Find and return each line containing "sistema".
>> start INPUT FOR THIS TASK
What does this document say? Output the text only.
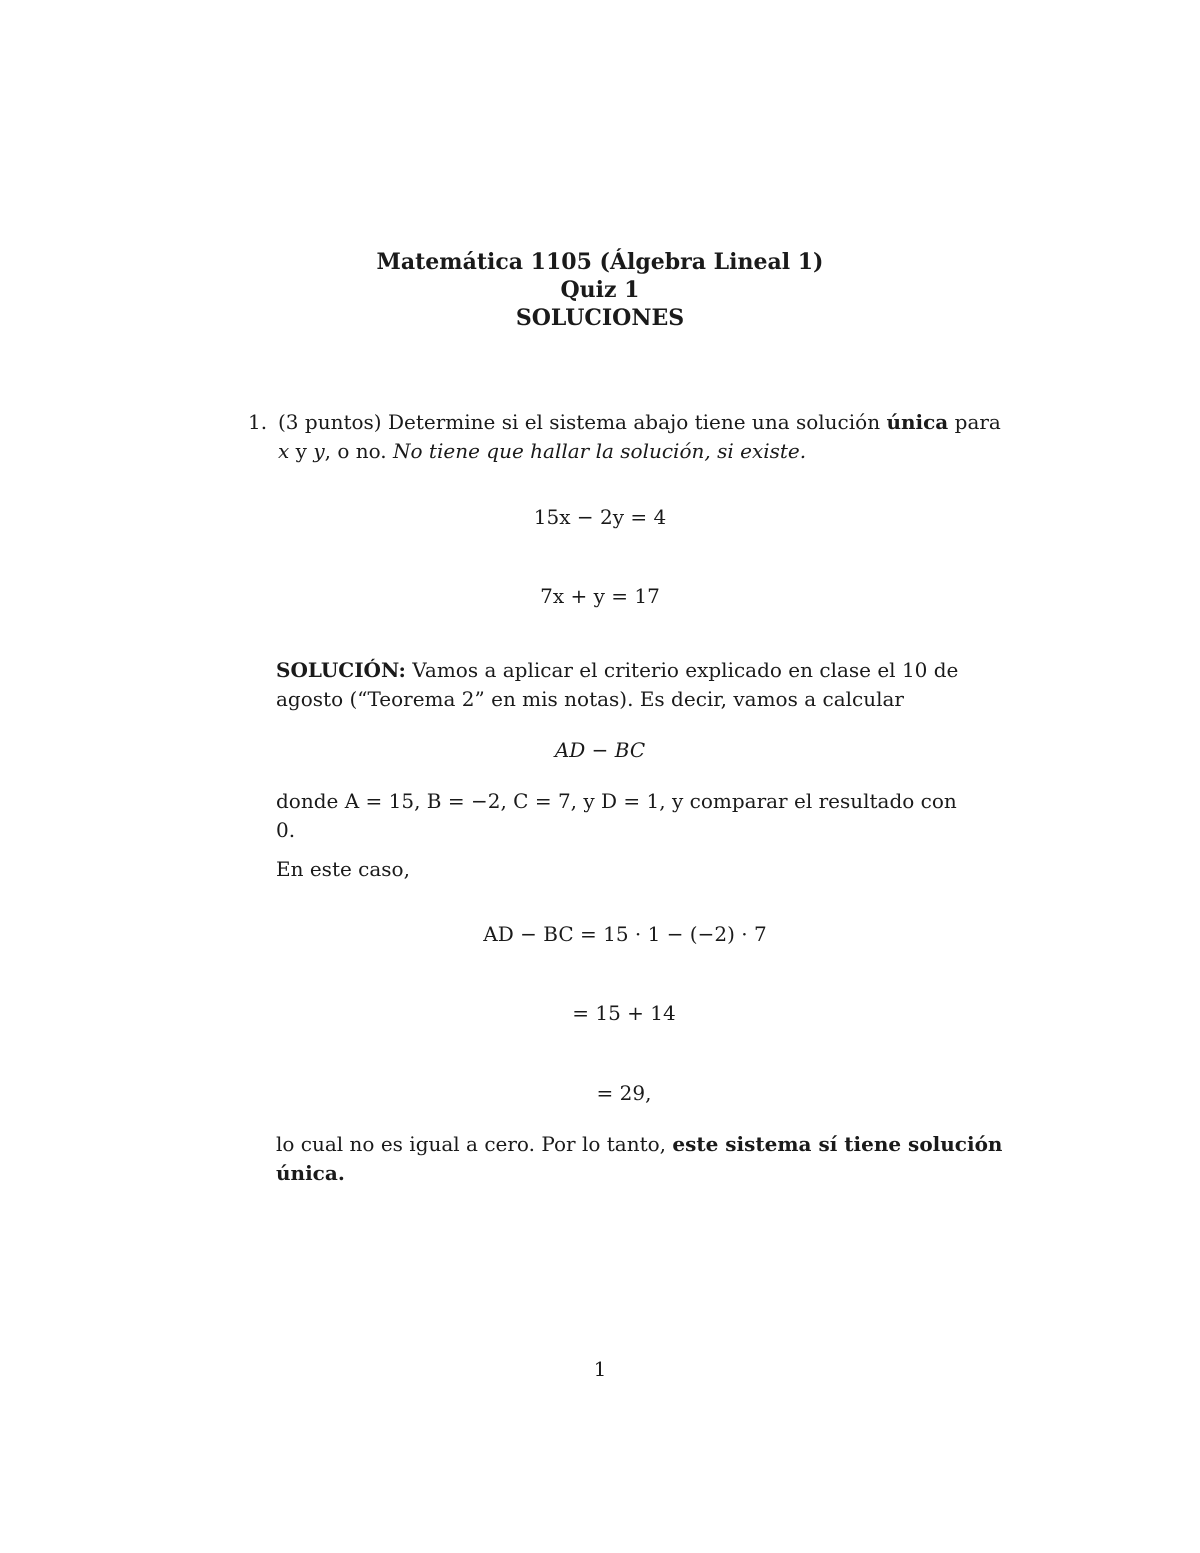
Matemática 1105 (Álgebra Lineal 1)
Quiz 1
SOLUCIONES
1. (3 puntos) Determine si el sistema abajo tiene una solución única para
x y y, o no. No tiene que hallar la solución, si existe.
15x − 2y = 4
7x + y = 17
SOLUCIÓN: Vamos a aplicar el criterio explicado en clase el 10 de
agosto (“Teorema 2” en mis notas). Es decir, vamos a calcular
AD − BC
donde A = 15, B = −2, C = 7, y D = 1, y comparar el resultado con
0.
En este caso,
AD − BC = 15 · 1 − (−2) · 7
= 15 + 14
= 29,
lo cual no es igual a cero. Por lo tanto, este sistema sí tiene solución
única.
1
>> end INPUT FOR THIS TASK
>> start INPUT FOR THIS TASK
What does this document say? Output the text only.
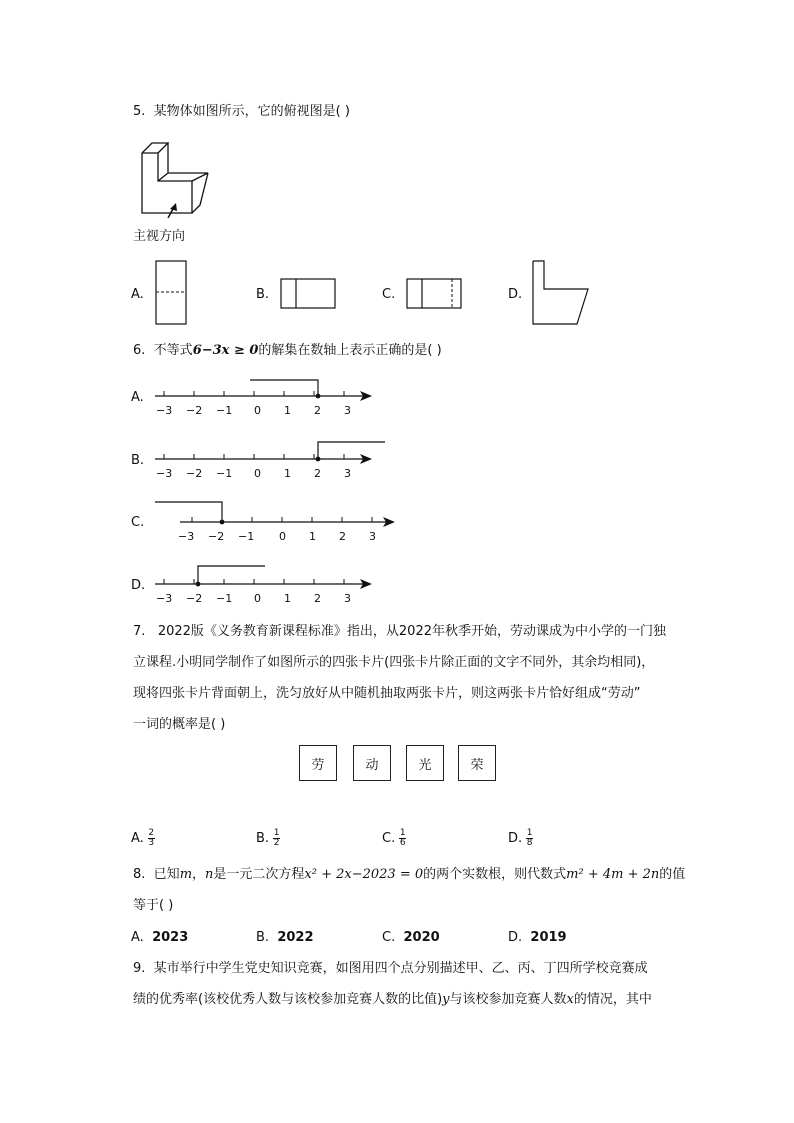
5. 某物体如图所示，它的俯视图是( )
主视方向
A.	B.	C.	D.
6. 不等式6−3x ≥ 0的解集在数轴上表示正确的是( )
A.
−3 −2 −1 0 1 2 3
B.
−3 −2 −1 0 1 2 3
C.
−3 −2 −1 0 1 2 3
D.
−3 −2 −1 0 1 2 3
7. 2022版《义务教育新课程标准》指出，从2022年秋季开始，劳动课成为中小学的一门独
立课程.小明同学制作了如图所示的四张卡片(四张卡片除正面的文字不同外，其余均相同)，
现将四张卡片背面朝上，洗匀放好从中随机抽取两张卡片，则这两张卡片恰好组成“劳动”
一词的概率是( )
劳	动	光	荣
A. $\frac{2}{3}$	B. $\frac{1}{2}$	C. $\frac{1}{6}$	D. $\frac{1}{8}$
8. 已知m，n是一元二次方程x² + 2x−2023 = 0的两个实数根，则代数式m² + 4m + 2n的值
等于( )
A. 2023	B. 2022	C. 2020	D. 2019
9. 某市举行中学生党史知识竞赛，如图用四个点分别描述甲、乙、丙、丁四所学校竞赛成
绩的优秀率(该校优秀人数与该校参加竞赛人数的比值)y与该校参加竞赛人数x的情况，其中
>> end INPUT FOR THIS TASK
> [WRITTEN SOLUTION]:
1. (3 puntos) Determine si el sistema abajo tiene una solución única para
lo cual no es igual a cero. Por lo tanto, este sistema sí tiene solución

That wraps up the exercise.